◆ **Task requirements**
Write out the complete material exactly as it stands.

◆ **Dataset excerpts**
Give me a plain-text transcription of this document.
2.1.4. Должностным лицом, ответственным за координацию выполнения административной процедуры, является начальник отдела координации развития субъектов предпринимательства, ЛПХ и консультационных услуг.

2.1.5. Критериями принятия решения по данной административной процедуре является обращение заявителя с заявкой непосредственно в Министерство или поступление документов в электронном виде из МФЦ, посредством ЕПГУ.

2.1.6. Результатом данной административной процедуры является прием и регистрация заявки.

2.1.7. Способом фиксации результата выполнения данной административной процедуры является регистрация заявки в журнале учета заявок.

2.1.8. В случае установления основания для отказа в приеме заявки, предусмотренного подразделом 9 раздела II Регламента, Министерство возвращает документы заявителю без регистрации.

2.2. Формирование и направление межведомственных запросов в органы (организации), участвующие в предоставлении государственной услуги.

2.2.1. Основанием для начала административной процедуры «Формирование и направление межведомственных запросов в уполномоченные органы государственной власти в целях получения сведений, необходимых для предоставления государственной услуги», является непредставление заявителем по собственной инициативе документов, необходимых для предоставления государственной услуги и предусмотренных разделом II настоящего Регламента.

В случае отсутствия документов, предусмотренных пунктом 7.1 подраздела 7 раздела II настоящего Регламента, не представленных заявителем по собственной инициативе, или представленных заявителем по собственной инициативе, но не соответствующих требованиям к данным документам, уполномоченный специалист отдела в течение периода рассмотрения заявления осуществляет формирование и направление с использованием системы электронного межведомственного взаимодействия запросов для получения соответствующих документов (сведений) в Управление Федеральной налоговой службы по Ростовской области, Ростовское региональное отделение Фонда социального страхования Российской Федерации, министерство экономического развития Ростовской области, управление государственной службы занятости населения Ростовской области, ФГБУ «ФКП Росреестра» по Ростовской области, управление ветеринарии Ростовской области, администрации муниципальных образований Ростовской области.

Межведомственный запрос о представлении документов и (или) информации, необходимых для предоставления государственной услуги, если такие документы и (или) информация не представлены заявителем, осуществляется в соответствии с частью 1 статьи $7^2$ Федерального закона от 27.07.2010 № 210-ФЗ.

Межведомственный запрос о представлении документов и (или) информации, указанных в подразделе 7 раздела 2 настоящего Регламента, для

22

◆ **Written solution**
Give me a plain-text transcription of this document.
2.1.4. Должностным лицом, ответственным за координацию выполнения административной процедуры, является начальник отдела координации развития субъектов предпринимательства, ЛПХ и консультационных услуг.

2.1.5. Критериями принятия решения по данной административной процедуре является обращение заявителя с заявкой непосредственно в Министерство или поступление документов в электронном виде из МФЦ, посредством ЕПГУ.

2.1.6. Результатом данной административной процедуры является прием и регистрация заявки.

2.1.7. Способом фиксации результата выполнения данной административной процедуры является регистрация заявки в журнале учета заявок.

2.1.8. В случае установления основания для отказа в приеме заявки, предусмотренного подразделом 9 раздела II Регламента, Министерство возвращает документы заявителю без регистрации.

2.2. Формирование и направление межведомственных запросов в органы (организации), участвующие в предоставлении государственной услуги.

2.2.1. Основанием для начала административной процедуры «Формирование и направление межведомственных запросов в уполномоченные органы государственной власти в целях получения сведений, необходимых для предоставления государственной услуги», является непредставление заявителем по собственной инициативе документов, необходимых для предоставления государственной услуги и предусмотренных разделом II настоящего Регламента.

В случае отсутствия документов, предусмотренных пунктом 7.1 подраздела 7 раздела II настоящего Регламента, не представленных заявителем по собственной инициативе, или представленных заявителем по собственной инициативе, но не соответствующих требованиям к данным документам, уполномоченный специалист отдела в течение периода рассмотрения заявления осуществляет формирование и направление с использованием системы электронного межведомственного взаимодействия запросов для получения соответствующих документов (сведений) в Управление Федеральной налоговой службы по Ростовской области, Ростовское региональное отделение Фонда социального страхования Российской Федерации, министерство экономического развития Ростовской области, управление государственной службы занятости населения Ростовской области, ФГБУ «ФКП Росреестра» по Ростовской области, управление ветеринарии Ростовской области, администрации муниципальных образований Ростовской области.

Межведомственный запрос о представлении документов и (или) информации, необходимых для предоставления государственной услуги, если такие документы и (или) информация не представлены заявителем, осуществляется в соответствии с частью 1 статьи $7^2$ Федерального закона от 27.07.2010 № 210-ФЗ.

Межведомственный запрос о представлении документов и (или) информации, указанных в подразделе 7 раздела 2 настоящего Регламента, для

22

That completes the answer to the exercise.